* begin Records for processing *
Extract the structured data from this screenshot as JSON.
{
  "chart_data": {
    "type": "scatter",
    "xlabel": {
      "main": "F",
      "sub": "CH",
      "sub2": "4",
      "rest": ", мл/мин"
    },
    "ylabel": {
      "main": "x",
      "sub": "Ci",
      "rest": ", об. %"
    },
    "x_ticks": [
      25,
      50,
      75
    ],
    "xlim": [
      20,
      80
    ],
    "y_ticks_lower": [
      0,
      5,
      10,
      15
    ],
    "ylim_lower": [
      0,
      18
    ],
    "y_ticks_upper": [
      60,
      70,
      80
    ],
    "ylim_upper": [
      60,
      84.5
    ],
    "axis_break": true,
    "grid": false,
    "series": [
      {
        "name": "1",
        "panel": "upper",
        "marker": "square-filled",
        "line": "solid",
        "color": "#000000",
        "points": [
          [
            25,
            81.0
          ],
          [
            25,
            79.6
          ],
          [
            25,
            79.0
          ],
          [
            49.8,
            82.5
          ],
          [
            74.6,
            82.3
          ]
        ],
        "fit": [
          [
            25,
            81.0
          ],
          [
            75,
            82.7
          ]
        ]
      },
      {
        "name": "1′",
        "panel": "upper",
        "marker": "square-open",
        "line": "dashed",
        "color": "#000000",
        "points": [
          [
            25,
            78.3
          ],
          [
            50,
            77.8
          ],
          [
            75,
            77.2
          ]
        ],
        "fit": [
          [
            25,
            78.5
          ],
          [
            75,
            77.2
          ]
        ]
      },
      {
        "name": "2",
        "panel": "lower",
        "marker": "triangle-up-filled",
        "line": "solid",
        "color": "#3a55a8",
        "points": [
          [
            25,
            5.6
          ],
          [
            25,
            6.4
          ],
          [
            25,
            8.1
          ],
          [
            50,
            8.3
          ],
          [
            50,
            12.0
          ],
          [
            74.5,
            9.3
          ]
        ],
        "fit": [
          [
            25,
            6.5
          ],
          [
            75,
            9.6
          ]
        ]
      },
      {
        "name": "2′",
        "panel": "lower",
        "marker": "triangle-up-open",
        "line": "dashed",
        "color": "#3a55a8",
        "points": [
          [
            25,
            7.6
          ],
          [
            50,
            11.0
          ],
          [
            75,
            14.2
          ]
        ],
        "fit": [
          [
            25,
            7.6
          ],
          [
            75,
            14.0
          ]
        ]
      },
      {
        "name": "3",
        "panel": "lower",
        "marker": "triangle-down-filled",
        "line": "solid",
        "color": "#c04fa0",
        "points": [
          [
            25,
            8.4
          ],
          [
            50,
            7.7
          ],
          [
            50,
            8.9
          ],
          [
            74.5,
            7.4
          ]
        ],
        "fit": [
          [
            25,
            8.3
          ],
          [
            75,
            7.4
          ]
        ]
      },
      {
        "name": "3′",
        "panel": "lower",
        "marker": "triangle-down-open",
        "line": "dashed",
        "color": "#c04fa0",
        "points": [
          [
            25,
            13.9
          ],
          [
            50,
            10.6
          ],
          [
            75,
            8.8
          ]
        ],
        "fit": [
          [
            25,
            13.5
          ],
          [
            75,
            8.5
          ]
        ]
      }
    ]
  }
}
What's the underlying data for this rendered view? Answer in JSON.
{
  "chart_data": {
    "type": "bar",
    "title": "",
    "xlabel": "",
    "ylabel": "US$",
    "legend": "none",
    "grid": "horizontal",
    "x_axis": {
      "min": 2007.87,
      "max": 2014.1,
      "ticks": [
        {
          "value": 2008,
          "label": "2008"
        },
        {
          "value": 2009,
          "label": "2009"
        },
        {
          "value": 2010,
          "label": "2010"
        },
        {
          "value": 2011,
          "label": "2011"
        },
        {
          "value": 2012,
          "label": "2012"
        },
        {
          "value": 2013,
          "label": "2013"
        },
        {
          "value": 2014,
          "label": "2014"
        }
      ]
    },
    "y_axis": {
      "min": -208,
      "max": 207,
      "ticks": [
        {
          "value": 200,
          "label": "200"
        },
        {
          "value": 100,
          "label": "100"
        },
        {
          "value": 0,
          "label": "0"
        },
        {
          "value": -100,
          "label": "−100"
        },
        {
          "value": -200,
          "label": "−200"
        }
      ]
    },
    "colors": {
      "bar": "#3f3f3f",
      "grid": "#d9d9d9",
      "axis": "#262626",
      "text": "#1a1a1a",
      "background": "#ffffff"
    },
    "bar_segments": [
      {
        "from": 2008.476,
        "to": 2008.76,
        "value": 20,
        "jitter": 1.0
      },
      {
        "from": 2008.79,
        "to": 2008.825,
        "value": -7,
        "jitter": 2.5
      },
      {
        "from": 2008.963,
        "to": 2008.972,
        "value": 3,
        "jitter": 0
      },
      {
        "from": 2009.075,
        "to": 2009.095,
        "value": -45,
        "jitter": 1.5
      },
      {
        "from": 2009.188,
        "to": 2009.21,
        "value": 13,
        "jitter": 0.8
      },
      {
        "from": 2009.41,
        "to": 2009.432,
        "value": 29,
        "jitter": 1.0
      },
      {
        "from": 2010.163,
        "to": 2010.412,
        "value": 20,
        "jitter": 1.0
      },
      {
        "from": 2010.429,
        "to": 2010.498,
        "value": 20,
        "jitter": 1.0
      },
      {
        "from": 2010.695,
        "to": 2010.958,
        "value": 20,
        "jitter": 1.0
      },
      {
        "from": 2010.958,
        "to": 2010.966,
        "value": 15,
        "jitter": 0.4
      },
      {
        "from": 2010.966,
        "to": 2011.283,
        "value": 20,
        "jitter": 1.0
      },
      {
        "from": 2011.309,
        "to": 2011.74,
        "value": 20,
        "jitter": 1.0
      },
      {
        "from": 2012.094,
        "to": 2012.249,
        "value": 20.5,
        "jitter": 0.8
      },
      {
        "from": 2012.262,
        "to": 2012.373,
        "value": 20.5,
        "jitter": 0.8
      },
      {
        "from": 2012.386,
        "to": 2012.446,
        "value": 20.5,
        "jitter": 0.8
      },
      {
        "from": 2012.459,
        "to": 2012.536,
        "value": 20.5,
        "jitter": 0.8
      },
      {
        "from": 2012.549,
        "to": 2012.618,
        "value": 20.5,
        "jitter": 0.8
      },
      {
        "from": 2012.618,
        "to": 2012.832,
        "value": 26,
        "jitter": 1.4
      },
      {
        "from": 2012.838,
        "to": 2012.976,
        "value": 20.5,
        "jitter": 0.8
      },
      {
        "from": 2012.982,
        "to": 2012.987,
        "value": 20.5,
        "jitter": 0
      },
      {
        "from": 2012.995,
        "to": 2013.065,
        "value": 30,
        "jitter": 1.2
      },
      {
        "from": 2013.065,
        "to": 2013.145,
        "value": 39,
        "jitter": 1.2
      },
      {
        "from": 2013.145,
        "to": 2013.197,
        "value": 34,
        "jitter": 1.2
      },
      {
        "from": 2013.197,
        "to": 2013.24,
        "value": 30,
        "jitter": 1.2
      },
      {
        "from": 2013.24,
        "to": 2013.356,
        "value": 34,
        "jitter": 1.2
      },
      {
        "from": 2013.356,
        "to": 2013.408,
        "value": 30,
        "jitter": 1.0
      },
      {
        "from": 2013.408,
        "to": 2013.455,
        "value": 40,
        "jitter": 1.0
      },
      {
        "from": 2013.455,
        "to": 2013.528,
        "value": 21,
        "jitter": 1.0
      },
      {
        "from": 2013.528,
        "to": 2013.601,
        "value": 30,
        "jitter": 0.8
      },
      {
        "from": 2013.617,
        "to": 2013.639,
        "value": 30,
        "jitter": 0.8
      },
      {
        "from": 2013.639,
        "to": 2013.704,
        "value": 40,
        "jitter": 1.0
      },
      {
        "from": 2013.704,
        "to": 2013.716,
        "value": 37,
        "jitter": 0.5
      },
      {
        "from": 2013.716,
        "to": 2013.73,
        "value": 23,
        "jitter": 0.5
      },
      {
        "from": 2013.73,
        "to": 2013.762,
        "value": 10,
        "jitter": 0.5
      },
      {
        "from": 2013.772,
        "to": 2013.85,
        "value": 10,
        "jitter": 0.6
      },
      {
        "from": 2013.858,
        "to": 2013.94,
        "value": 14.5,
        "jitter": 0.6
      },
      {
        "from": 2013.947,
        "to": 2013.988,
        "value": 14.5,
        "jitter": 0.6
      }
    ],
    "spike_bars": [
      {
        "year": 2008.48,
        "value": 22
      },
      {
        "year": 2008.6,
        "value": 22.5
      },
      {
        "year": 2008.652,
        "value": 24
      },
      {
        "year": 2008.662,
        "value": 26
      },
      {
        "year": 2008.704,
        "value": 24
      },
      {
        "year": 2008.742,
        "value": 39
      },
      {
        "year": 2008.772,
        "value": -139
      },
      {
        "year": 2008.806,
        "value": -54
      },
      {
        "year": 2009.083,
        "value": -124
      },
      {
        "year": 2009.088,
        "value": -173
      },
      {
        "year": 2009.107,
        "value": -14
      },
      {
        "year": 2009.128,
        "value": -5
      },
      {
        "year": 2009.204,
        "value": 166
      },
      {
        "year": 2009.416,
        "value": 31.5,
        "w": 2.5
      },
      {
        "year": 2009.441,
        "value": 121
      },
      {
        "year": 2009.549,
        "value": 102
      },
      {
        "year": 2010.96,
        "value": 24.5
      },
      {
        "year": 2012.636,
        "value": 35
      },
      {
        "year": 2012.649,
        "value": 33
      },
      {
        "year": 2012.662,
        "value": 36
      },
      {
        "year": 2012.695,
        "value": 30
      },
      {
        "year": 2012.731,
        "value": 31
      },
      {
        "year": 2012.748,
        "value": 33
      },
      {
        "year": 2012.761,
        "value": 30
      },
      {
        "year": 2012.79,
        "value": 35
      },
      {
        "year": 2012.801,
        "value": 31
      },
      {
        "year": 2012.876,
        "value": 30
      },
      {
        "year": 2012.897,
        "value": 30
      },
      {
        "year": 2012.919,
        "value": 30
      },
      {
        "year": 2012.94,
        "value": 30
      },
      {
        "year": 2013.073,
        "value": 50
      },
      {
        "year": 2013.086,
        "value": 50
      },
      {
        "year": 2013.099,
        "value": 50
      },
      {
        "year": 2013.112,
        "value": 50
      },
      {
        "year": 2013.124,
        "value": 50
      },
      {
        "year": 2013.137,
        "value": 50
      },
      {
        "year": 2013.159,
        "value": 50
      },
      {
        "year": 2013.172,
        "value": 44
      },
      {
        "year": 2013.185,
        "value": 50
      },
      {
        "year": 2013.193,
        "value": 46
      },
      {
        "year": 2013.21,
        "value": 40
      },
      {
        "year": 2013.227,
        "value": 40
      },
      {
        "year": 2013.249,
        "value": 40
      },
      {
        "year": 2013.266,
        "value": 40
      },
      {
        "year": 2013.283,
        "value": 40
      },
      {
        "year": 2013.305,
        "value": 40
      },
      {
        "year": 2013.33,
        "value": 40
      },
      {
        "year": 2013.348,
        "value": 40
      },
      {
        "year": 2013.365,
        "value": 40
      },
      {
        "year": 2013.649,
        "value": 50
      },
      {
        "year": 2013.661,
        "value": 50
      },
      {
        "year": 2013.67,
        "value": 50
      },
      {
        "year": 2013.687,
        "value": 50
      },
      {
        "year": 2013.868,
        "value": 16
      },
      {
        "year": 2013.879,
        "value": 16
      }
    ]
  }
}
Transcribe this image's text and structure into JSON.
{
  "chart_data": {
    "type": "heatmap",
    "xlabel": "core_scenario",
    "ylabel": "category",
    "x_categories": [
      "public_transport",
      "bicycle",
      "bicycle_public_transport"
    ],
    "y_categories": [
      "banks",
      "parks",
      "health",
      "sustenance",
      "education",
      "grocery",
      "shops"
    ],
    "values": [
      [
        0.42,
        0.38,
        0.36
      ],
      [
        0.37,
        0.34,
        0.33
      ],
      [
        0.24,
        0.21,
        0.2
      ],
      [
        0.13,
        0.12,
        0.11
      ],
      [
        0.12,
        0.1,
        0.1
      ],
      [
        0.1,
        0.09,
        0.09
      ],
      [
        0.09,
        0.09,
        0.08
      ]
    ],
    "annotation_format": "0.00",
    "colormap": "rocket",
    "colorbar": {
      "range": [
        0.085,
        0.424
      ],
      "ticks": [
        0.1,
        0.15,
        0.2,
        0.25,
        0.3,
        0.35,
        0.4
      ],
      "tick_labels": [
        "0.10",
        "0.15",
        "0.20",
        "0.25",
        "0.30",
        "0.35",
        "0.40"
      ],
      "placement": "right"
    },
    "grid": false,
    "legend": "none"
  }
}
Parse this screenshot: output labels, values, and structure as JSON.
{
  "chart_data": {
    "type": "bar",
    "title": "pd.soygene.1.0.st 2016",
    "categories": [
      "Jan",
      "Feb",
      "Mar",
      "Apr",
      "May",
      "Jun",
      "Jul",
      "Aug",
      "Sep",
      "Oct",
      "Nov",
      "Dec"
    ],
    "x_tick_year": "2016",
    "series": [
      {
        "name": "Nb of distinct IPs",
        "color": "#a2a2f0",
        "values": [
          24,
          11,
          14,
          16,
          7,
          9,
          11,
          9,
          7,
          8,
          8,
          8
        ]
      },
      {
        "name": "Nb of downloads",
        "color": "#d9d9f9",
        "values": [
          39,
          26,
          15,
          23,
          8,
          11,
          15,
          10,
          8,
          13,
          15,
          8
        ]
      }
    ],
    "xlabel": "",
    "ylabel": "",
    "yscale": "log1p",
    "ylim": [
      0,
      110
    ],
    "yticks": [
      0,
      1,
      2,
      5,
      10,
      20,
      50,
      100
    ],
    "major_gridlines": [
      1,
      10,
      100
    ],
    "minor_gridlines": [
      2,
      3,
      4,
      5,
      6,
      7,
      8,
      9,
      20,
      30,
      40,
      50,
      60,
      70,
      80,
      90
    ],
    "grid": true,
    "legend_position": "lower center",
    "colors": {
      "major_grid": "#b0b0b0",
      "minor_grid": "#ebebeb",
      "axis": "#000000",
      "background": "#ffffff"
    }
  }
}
* end Records for processing *
Show every line from the listing above in which the string "xlabel" appears.

Solution:
    "xlabel": {
    "xlabel": "",
    "xlabel": "core_scenario",
    "xlabel": "",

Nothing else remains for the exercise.